Stated exercise ::
Gather the lines that hold the string "attendees".

Figure record extracts ::
################
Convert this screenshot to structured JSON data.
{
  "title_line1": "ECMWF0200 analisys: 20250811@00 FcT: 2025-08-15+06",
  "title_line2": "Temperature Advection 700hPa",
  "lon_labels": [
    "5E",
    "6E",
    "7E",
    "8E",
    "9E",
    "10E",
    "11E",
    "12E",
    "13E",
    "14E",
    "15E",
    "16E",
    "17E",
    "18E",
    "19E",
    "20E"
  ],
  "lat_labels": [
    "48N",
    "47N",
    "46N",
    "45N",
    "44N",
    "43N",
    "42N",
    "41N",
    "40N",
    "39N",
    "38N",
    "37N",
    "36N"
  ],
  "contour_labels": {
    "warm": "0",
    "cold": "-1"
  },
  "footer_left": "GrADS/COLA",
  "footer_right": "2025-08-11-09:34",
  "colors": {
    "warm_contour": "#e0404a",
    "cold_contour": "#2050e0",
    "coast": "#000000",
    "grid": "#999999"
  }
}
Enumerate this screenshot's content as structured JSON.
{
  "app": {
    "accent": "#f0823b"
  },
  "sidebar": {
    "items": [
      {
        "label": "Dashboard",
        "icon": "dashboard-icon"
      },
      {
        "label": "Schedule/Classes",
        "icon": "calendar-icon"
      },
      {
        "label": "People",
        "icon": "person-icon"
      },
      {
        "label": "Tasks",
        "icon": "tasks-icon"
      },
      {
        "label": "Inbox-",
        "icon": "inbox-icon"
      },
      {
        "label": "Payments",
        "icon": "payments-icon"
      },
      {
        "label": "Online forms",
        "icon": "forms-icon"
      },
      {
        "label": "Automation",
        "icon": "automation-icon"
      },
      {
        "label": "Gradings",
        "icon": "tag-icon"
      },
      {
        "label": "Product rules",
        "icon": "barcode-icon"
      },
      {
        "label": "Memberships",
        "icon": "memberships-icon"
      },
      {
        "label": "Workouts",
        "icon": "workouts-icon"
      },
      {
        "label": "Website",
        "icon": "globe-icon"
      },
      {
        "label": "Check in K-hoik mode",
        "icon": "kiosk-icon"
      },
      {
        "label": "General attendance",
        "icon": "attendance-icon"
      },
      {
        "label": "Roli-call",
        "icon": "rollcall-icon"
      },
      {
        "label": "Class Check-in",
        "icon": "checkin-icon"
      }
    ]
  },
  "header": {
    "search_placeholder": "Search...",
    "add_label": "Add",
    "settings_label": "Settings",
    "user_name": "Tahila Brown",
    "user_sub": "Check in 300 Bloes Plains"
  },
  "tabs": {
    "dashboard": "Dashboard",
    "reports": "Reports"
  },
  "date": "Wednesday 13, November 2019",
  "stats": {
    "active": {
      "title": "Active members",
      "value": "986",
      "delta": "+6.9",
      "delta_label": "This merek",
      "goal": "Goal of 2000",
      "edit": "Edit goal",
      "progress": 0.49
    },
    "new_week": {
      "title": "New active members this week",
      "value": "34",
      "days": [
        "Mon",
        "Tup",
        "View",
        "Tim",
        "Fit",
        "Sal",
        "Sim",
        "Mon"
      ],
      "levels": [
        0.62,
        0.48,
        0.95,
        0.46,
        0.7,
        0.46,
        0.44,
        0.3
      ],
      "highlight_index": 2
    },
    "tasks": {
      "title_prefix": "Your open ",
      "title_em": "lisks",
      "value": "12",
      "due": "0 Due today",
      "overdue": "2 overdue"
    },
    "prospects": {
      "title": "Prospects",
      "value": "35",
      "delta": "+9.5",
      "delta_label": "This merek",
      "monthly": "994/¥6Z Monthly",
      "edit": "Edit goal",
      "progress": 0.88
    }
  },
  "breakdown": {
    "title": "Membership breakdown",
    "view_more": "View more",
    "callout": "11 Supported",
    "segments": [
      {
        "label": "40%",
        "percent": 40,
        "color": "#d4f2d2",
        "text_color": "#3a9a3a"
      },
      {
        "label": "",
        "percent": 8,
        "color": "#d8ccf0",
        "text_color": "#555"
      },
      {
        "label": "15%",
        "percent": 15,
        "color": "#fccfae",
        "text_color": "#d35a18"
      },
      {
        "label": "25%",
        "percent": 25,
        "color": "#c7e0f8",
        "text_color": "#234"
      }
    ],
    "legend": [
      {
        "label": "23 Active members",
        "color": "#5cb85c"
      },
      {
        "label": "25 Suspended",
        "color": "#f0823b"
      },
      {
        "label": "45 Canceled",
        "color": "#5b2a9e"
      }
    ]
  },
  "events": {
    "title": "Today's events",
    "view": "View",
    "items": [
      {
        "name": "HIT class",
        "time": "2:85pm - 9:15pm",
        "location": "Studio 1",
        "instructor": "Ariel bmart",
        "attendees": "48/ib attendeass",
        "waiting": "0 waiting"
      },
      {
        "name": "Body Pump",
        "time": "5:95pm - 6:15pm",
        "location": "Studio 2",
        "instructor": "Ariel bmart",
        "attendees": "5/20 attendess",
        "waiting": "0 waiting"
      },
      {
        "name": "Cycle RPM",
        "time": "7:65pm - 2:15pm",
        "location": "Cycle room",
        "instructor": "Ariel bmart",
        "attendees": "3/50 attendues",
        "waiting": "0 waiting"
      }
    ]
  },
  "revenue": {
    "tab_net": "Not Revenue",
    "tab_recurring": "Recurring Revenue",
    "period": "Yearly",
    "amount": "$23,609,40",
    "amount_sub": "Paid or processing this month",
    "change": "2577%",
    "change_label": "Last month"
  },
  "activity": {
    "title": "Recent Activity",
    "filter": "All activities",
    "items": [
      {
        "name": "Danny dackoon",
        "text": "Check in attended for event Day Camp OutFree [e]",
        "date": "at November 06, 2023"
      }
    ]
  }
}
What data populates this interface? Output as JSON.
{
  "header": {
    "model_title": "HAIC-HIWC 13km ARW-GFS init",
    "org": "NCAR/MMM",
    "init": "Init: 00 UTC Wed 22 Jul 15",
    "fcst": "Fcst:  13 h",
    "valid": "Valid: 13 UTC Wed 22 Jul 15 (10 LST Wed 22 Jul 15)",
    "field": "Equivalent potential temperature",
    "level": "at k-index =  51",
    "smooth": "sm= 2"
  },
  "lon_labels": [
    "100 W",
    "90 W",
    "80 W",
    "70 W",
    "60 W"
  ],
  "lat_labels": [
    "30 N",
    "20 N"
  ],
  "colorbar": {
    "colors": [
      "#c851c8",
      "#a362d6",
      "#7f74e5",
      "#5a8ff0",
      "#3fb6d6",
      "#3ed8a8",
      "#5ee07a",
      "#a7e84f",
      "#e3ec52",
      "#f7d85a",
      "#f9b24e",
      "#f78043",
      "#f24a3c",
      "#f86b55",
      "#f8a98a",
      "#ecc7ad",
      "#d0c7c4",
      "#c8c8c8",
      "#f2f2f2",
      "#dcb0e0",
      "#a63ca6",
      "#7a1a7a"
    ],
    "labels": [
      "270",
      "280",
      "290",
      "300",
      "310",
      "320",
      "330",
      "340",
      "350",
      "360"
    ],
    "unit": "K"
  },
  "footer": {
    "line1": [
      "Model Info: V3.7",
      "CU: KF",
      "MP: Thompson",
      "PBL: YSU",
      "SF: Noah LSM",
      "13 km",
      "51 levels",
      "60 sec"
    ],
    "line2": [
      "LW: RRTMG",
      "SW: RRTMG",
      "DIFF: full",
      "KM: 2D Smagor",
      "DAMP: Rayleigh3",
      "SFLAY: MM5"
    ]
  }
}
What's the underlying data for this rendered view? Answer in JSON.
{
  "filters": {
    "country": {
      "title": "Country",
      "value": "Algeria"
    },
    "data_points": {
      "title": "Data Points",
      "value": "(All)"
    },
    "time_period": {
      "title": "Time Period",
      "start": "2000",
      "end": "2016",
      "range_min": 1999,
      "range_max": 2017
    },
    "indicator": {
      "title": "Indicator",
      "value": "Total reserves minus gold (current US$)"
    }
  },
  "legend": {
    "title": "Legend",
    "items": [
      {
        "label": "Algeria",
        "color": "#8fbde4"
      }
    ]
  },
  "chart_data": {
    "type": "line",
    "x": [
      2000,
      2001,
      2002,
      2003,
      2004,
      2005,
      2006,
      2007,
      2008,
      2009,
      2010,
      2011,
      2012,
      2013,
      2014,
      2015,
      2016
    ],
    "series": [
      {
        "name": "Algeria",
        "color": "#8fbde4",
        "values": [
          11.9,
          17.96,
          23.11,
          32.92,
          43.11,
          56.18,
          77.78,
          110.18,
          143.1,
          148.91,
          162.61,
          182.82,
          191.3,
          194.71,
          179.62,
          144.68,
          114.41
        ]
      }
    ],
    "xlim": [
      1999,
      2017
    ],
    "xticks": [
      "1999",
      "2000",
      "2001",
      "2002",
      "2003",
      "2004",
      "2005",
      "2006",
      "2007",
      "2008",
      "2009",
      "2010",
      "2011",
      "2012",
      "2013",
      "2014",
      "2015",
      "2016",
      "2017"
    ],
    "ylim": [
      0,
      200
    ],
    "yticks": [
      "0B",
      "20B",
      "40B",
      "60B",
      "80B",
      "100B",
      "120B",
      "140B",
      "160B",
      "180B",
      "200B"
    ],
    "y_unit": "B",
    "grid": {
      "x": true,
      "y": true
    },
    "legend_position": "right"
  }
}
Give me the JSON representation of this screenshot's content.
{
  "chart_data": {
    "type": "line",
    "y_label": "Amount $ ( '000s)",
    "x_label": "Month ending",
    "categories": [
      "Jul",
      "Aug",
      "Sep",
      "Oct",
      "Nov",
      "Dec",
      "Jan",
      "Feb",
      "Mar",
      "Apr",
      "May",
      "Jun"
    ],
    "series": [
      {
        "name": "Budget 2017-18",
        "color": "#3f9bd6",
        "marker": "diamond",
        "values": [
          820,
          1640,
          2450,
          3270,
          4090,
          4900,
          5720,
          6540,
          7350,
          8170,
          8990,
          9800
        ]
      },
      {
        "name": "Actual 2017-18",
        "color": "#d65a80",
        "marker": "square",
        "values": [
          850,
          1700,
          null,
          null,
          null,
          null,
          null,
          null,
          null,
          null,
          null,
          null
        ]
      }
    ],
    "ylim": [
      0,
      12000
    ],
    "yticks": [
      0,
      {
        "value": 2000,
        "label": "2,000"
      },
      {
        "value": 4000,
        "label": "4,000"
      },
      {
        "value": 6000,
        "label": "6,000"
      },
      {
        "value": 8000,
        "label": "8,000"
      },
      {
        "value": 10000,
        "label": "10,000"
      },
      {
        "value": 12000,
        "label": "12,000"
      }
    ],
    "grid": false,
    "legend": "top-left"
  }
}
################
Task response ::
        "attendees": "48/ib attendeass",
        "attendees": "5/20 attendess",
        "attendees": "3/50 attendues",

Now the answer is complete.